Short task – Report all lines from the entries below in which "heart" appears.

Dataset items:
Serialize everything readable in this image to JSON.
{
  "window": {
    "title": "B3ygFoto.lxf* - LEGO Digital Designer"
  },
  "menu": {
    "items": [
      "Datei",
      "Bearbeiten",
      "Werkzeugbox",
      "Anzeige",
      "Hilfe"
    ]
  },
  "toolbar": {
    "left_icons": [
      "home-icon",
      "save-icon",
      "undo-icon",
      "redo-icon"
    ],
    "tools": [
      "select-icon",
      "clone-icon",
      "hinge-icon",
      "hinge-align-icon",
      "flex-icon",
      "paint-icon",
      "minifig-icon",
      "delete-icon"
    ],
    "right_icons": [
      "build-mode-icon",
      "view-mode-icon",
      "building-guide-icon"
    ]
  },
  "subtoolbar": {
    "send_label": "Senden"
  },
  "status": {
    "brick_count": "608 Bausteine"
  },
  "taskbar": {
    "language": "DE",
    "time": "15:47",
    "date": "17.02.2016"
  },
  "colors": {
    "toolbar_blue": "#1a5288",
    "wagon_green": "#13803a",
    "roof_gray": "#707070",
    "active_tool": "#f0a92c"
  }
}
==
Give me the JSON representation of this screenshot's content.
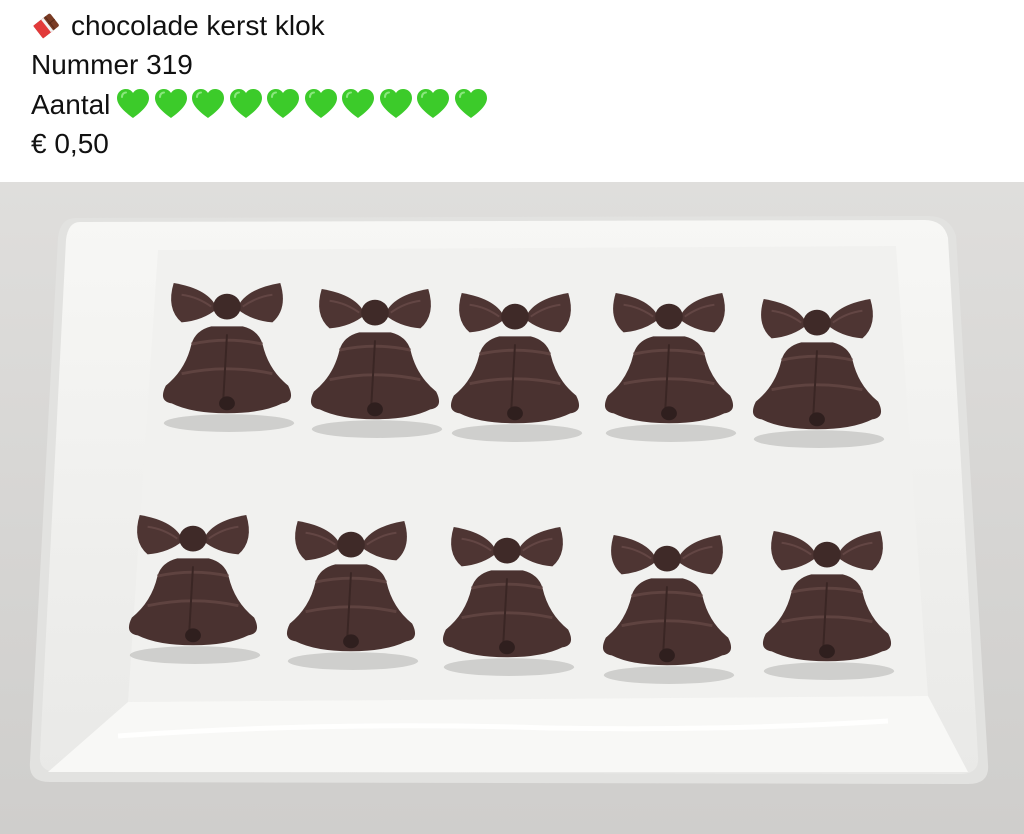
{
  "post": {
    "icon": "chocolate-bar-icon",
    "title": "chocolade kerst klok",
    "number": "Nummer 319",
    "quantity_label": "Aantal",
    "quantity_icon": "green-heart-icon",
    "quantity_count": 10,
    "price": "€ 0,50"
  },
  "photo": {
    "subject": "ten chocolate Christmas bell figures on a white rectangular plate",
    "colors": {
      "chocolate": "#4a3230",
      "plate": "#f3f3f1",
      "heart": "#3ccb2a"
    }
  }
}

Written answer –
    "quantity_icon": "green-heart-icon",
      "heart": "#3ccb2a"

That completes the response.